** Begin **

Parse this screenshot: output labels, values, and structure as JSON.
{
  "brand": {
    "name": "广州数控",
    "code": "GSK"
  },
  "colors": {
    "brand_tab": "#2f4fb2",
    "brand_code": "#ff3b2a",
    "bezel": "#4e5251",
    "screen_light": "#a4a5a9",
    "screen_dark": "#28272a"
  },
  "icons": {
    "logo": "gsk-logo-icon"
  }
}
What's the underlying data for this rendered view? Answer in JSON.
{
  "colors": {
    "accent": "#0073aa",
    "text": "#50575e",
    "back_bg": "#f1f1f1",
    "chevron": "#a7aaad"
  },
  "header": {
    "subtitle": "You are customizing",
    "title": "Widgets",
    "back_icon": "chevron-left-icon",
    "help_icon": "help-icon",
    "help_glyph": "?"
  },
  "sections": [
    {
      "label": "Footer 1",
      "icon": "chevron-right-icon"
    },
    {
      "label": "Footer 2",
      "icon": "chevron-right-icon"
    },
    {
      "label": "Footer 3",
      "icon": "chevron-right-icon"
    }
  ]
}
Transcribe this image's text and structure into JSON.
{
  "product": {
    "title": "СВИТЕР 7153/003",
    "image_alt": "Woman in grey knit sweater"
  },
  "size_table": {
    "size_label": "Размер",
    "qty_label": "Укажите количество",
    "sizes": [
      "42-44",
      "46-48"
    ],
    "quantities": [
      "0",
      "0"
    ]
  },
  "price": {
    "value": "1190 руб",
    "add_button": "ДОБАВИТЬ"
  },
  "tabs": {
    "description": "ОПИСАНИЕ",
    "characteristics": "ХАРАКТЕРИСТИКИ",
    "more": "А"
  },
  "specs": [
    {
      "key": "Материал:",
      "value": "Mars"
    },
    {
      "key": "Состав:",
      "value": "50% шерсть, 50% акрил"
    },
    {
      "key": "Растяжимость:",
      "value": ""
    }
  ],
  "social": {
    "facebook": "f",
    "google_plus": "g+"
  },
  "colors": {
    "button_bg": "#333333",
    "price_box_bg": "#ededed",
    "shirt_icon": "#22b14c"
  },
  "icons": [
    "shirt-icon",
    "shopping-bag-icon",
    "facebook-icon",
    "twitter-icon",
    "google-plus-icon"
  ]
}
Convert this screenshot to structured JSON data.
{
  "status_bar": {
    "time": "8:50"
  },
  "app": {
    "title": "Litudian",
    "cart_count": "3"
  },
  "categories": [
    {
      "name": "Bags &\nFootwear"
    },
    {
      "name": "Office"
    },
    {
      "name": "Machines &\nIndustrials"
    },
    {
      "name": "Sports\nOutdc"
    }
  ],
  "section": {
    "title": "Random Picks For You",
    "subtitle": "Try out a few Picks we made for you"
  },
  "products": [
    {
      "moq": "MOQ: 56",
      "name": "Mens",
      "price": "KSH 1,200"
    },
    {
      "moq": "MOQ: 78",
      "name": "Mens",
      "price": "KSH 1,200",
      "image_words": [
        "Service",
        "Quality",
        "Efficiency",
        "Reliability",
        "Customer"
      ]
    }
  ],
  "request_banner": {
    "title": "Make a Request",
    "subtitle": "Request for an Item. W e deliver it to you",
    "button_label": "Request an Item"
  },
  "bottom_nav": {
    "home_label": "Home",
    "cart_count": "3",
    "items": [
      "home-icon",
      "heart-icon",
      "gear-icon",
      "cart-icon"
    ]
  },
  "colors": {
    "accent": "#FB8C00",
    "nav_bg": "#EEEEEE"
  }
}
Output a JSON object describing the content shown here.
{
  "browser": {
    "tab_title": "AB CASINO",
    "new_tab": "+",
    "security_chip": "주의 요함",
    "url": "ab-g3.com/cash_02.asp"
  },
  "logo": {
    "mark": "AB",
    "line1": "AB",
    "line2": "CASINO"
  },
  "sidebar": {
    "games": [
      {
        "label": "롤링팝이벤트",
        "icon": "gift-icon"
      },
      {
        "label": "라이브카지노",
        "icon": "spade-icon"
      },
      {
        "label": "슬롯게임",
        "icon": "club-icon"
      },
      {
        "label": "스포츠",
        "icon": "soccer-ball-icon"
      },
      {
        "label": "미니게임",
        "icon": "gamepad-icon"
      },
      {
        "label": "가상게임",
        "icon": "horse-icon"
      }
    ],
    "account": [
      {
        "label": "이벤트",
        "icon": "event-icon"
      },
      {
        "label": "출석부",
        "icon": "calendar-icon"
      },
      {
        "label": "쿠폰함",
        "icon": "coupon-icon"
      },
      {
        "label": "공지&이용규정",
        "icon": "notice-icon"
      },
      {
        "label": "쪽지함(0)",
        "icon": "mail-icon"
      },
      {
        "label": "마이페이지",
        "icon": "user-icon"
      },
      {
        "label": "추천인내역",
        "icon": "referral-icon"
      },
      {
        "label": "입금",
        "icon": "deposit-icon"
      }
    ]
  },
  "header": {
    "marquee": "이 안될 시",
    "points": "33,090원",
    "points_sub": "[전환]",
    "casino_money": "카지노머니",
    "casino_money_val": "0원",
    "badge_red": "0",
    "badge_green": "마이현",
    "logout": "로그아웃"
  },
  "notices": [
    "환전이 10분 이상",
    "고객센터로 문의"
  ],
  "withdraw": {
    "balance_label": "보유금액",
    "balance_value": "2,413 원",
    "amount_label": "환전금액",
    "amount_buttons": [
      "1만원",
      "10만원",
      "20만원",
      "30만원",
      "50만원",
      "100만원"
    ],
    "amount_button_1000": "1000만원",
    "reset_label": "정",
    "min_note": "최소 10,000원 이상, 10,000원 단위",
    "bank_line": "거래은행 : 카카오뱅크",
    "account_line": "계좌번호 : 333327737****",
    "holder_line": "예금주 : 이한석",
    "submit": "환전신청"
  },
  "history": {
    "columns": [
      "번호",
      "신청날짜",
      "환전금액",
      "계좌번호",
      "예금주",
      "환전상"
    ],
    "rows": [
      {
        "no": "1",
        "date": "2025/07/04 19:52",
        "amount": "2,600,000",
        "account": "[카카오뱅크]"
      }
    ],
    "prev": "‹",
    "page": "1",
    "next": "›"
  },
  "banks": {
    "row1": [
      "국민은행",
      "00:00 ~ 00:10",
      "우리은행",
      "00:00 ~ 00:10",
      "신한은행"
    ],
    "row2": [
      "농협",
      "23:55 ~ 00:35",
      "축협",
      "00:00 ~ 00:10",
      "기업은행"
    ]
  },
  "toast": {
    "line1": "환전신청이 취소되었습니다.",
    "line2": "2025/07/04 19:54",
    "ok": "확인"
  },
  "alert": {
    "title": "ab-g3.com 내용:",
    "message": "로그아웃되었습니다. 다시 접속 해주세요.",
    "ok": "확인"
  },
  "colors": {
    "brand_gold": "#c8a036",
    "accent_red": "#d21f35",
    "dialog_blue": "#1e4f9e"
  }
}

** End **

Task details -
Copy out all the entries shown above, character for character.

Worked solution -
Parse this screenshot: output labels, values, and structure as JSON.
{
  "brand": {
    "name": "广州数控",
    "code": "GSK"
  },
  "colors": {
    "brand_tab": "#2f4fb2",
    "brand_code": "#ff3b2a",
    "bezel": "#4e5251",
    "screen_light": "#a4a5a9",
    "screen_dark": "#28272a"
  },
  "icons": {
    "logo": "gsk-logo-icon"
  }
}
What's the underlying data for this rendered view? Answer in JSON.
{
  "colors": {
    "accent": "#0073aa",
    "text": "#50575e",
    "back_bg": "#f1f1f1",
    "chevron": "#a7aaad"
  },
  "header": {
    "subtitle": "You are customizing",
    "title": "Widgets",
    "back_icon": "chevron-left-icon",
    "help_icon": "help-icon",
    "help_glyph": "?"
  },
  "sections": [
    {
      "label": "Footer 1",
      "icon": "chevron-right-icon"
    },
    {
      "label": "Footer 2",
      "icon": "chevron-right-icon"
    },
    {
      "label": "Footer 3",
      "icon": "chevron-right-icon"
    }
  ]
}
Transcribe this image's text and structure into JSON.
{
  "product": {
    "title": "СВИТЕР 7153/003",
    "image_alt": "Woman in grey knit sweater"
  },
  "size_table": {
    "size_label": "Размер",
    "qty_label": "Укажите количество",
    "sizes": [
      "42-44",
      "46-48"
    ],
    "quantities": [
      "0",
      "0"
    ]
  },
  "price": {
    "value": "1190 руб",
    "add_button": "ДОБАВИТЬ"
  },
  "tabs": {
    "description": "ОПИСАНИЕ",
    "characteristics": "ХАРАКТЕРИСТИКИ",
    "more": "А"
  },
  "specs": [
    {
      "key": "Материал:",
      "value": "Mars"
    },
    {
      "key": "Состав:",
      "value": "50% шерсть, 50% акрил"
    },
    {
      "key": "Растяжимость:",
      "value": ""
    }
  ],
  "social": {
    "facebook": "f",
    "google_plus": "g+"
  },
  "colors": {
    "button_bg": "#333333",
    "price_box_bg": "#ededed",
    "shirt_icon": "#22b14c"
  },
  "icons": [
    "shirt-icon",
    "shopping-bag-icon",
    "facebook-icon",
    "twitter-icon",
    "google-plus-icon"
  ]
}
Convert this screenshot to structured JSON data.
{
  "status_bar": {
    "time": "8:50"
  },
  "app": {
    "title": "Litudian",
    "cart_count": "3"
  },
  "categories": [
    {
      "name": "Bags &\nFootwear"
    },
    {
      "name": "Office"
    },
    {
      "name": "Machines &\nIndustrials"
    },
    {
      "name": "Sports\nOutdc"
    }
  ],
  "section": {
    "title": "Random Picks For You",
    "subtitle": "Try out a few Picks we made for you"
  },
  "products": [
    {
      "moq": "MOQ: 56",
      "name": "Mens",
      "price": "KSH 1,200"
    },
    {
      "moq": "MOQ: 78",
      "name": "Mens",
      "price": "KSH 1,200",
      "image_words": [
        "Service",
        "Quality",
        "Efficiency",
        "Reliability",
        "Customer"
      ]
    }
  ],
  "request_banner": {
    "title": "Make a Request",
    "subtitle": "Request for an Item. W e deliver it to you",
    "button_label": "Request an Item"
  },
  "bottom_nav": {
    "home_label": "Home",
    "cart_count": "3",
    "items": [
      "home-icon",
      "heart-icon",
      "gear-icon",
      "cart-icon"
    ]
  },
  "colors": {
    "accent": "#FB8C00",
    "nav_bg": "#EEEEEE"
  }
}
Output a JSON object describing the content shown here.
{
  "browser": {
    "tab_title": "AB CASINO",
    "new_tab": "+",
    "security_chip": "주의 요함",
    "url": "ab-g3.com/cash_02.asp"
  },
  "logo": {
    "mark": "AB",
    "line1": "AB",
    "line2": "CASINO"
  },
  "sidebar": {
    "games": [
      {
        "label": "롤링팝이벤트",
        "icon": "gift-icon"
      },
      {
        "label": "라이브카지노",
        "icon": "spade-icon"
      },
      {
        "label": "슬롯게임",
        "icon": "club-icon"
      },
      {
        "label": "스포츠",
        "icon": "soccer-ball-icon"
      },
      {
        "label": "미니게임",
        "icon": "gamepad-icon"
      },
      {
        "label": "가상게임",
        "icon": "horse-icon"
      }
    ],
    "account": [
      {
        "label": "이벤트",
        "icon": "event-icon"
      },
      {
        "label": "출석부",
        "icon": "calendar-icon"
      },
      {
        "label": "쿠폰함",
        "icon": "coupon-icon"
      },
      {
        "label": "공지&이용규정",
        "icon": "notice-icon"
      },
      {
        "label": "쪽지함(0)",
        "icon": "mail-icon"
      },
      {
        "label": "마이페이지",
        "icon": "user-icon"
      },
      {
        "label": "추천인내역",
        "icon": "referral-icon"
      },
      {
        "label": "입금",
        "icon": "deposit-icon"
      }
    ]
  },
  "header": {
    "marquee": "이 안될 시",
    "points": "33,090원",
    "points_sub": "[전환]",
    "casino_money": "카지노머니",
    "casino_money_val": "0원",
    "badge_red": "0",
    "badge_green": "마이현",
    "logout": "로그아웃"
  },
  "notices": [
    "환전이 10분 이상",
    "고객센터로 문의"
  ],
  "withdraw": {
    "balance_label": "보유금액",
    "balance_value": "2,413 원",
    "amount_label": "환전금액",
    "amount_buttons": [
      "1만원",
      "10만원",
      "20만원",
      "30만원",
      "50만원",
      "100만원"
    ],
    "amount_button_1000": "1000만원",
    "reset_label": "정",
    "min_note": "최소 10,000원 이상, 10,000원 단위",
    "bank_line": "거래은행 : 카카오뱅크",
    "account_line": "계좌번호 : 333327737****",
    "holder_line": "예금주 : 이한석",
    "submit": "환전신청"
  },
  "history": {
    "columns": [
      "번호",
      "신청날짜",
      "환전금액",
      "계좌번호",
      "예금주",
      "환전상"
    ],
    "rows": [
      {
        "no": "1",
        "date": "2025/07/04 19:52",
        "amount": "2,600,000",
        "account": "[카카오뱅크]"
      }
    ],
    "prev": "‹",
    "page": "1",
    "next": "›"
  },
  "banks": {
    "row1": [
      "국민은행",
      "00:00 ~ 00:10",
      "우리은행",
      "00:00 ~ 00:10",
      "신한은행"
    ],
    "row2": [
      "농협",
      "23:55 ~ 00:35",
      "축협",
      "00:00 ~ 00:10",
      "기업은행"
    ]
  },
  "toast": {
    "line1": "환전신청이 취소되었습니다.",
    "line2": "2025/07/04 19:54",
    "ok": "확인"
  },
  "alert": {
    "title": "ab-g3.com 내용:",
    "message": "로그아웃되었습니다. 다시 접속 해주세요.",
    "ok": "확인"
  },
  "colors": {
    "brand_gold": "#c8a036",
    "accent_red": "#d21f35",
    "dialog_blue": "#1e4f9e"
  }
}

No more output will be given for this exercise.